* _Problem to solve_: Would you transcribe the whole listing exactly, minus its pictures?

* _Listed records_:

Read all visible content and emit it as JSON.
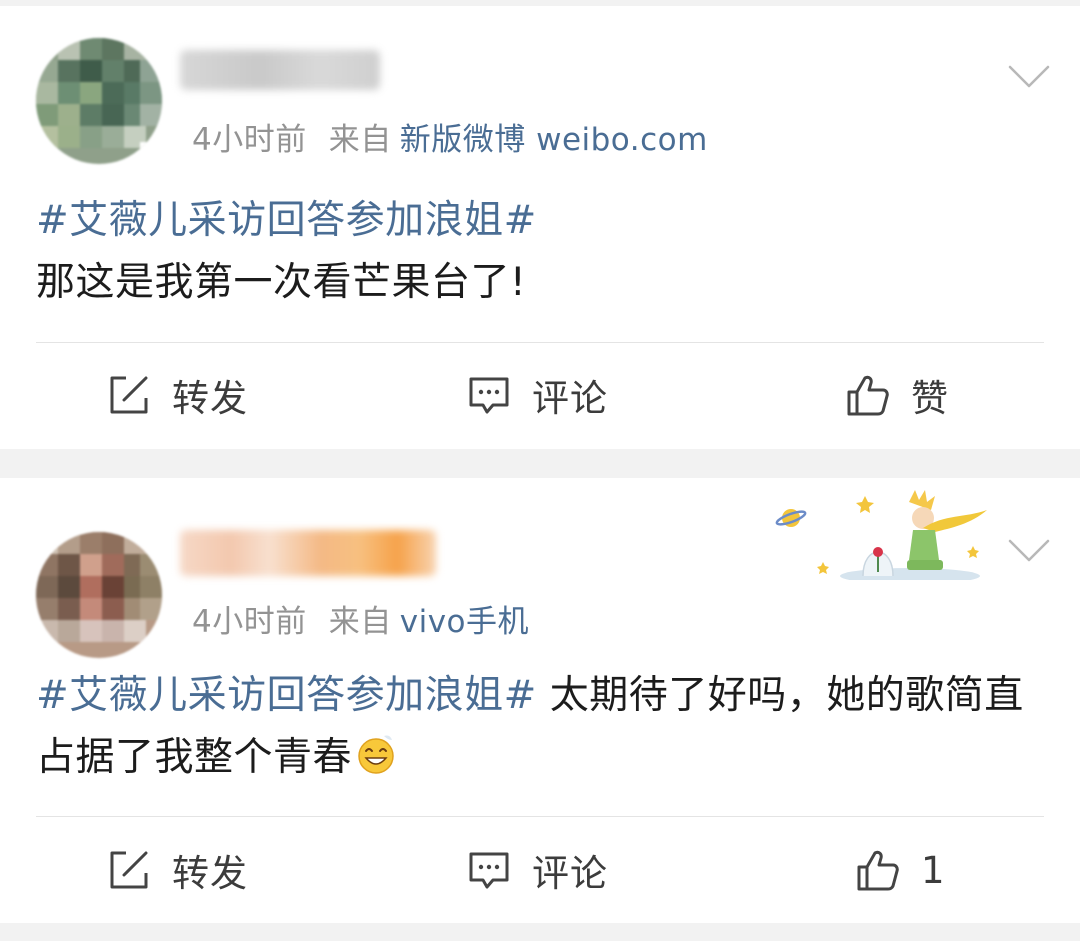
{
  "posts": [
    {
      "time": "4小时前",
      "source_prefix": "来自",
      "source": "新版微博 weibo.com",
      "hashtag": "#艾薇儿采访回答参加浪姐#",
      "text": "那这是我第一次看芒果台了!",
      "actions": {
        "repost": "转发",
        "comment": "评论",
        "like": "赞"
      }
    },
    {
      "time": "4小时前",
      "source_prefix": "来自",
      "source": "vivo手机",
      "hashtag": "#艾薇儿采访回答参加浪姐#",
      "text": " 太期待了好吗，她的歌简直占据了我整个青春",
      "actions": {
        "repost": "转发",
        "comment": "评论",
        "like": "1"
      }
    }
  ],
  "icons": {
    "repost": "edit-box-icon",
    "comment": "comment-bubble-icon",
    "like": "thumbs-up-icon",
    "menu": "chevron-down-icon",
    "emoji": "grinning-face-emoji"
  },
  "colors": {
    "link": "#4a6d94",
    "meta": "#939393",
    "text": "#1c1c1c",
    "background": "#f2f2f2"
  }
}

* _Task answer_:
Read all visible content and emit it as JSON.
{
  "posts": [
    {
      "time": "4小时前",
      "source_prefix": "来自",
      "source": "新版微博 weibo.com",
      "hashtag": "#艾薇儿采访回答参加浪姐#",
      "text": "那这是我第一次看芒果台了!",
      "actions": {
        "repost": "转发",
        "comment": "评论",
        "like": "赞"
      }
    },
    {
      "time": "4小时前",
      "source_prefix": "来自",
      "source": "vivo手机",
      "hashtag": "#艾薇儿采访回答参加浪姐#",
      "text": " 太期待了好吗，她的歌简直占据了我整个青春",
      "actions": {
        "repost": "转发",
        "comment": "评论",
        "like": "1"
      }
    }
  ],
  "icons": {
    "repost": "edit-box-icon",
    "comment": "comment-bubble-icon",
    "like": "thumbs-up-icon",
    "menu": "chevron-down-icon",
    "emoji": "grinning-face-emoji"
  },
  "colors": {
    "link": "#4a6d94",
    "meta": "#939393",
    "text": "#1c1c1c",
    "background": "#f2f2f2"
  }
}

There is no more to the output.